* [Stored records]
** START **

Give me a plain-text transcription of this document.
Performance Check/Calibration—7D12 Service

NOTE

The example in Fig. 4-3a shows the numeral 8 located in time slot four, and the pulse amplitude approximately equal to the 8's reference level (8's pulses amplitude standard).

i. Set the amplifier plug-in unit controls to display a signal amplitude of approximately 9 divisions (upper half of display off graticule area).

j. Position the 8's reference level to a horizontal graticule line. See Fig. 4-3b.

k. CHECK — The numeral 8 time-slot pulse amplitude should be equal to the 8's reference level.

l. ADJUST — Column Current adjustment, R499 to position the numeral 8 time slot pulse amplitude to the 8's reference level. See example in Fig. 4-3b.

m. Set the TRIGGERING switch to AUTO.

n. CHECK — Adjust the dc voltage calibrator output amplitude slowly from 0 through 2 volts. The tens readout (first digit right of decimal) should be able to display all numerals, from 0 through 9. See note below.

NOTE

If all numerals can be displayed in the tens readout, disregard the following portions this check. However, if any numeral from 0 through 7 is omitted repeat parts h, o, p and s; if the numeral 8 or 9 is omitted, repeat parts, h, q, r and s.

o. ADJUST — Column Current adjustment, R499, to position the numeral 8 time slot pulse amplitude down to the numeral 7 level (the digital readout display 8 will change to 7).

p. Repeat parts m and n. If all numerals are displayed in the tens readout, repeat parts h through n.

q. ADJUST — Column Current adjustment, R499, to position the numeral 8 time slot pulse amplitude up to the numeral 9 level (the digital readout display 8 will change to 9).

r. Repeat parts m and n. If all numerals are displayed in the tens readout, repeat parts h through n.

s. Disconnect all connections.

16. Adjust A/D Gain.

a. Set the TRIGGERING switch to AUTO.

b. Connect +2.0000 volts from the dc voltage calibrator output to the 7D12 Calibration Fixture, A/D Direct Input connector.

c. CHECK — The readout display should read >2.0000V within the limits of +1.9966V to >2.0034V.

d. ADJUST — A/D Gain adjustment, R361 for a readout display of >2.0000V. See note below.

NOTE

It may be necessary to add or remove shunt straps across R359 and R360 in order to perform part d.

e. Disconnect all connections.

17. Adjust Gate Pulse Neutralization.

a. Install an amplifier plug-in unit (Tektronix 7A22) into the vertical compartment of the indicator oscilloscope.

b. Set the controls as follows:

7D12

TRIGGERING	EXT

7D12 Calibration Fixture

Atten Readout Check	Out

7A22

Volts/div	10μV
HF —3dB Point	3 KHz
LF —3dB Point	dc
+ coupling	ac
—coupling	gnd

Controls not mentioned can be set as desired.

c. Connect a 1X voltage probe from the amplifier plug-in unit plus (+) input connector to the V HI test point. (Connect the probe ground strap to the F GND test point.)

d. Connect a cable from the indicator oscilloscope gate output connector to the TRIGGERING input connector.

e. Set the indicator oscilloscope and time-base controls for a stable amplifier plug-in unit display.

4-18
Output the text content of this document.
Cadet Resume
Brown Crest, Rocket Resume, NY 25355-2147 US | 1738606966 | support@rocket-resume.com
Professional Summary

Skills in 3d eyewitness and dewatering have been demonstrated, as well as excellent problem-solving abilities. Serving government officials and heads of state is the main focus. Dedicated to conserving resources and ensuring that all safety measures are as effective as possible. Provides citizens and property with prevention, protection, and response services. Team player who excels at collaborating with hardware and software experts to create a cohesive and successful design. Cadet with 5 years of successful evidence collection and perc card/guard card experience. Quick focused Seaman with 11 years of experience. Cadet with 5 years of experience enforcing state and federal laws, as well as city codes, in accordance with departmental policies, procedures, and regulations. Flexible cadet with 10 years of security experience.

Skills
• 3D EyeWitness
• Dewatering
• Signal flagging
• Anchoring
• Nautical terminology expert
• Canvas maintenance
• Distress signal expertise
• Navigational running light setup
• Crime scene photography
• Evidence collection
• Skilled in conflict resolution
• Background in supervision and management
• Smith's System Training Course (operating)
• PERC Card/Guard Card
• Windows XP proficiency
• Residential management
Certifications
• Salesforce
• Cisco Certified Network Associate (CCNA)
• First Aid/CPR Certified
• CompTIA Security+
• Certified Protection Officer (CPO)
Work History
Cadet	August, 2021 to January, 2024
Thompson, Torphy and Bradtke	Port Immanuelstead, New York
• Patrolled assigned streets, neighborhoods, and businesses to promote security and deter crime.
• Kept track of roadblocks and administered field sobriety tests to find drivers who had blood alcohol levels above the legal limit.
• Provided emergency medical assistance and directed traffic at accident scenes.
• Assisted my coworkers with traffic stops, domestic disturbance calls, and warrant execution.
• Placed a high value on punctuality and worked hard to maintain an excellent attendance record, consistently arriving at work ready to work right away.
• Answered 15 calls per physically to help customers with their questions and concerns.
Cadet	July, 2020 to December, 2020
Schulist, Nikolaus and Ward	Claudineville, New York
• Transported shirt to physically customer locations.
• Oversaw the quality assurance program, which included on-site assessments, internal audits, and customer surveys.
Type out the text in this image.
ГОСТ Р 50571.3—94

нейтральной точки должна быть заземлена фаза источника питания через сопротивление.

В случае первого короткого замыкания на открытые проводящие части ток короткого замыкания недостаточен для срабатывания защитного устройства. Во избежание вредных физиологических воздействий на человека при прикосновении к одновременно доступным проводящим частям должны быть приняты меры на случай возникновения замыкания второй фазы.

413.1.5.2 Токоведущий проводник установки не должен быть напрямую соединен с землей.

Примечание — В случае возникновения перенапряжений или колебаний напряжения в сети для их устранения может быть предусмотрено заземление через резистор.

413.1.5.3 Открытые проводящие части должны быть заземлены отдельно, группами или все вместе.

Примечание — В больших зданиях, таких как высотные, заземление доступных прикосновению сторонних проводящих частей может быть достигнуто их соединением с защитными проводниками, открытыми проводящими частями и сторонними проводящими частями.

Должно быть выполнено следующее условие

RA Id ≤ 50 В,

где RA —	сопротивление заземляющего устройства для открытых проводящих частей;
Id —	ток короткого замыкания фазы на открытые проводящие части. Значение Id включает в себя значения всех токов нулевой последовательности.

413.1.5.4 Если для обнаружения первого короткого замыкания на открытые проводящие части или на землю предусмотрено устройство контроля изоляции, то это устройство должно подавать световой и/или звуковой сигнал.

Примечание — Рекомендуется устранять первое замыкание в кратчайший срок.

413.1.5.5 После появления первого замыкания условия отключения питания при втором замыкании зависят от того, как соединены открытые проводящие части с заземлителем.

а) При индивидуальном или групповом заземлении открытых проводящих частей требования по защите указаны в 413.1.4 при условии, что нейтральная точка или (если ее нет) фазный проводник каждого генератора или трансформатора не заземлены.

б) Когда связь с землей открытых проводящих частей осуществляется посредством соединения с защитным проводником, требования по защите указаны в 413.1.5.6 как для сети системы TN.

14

** END **

All lines above containing the string "change" are to be collected.

* [Full response]
o. ADJUST — Column Current adjustment, R499, to position the numeral 8 time slot pulse amplitude down to the numeral 7 level (the digital readout display 8 will change to 7).
q. ADJUST — Column Current adjustment, R499, to position the numeral 8 time slot pulse amplitude up to the numeral 9 level (the digital readout display 8 will change to 9).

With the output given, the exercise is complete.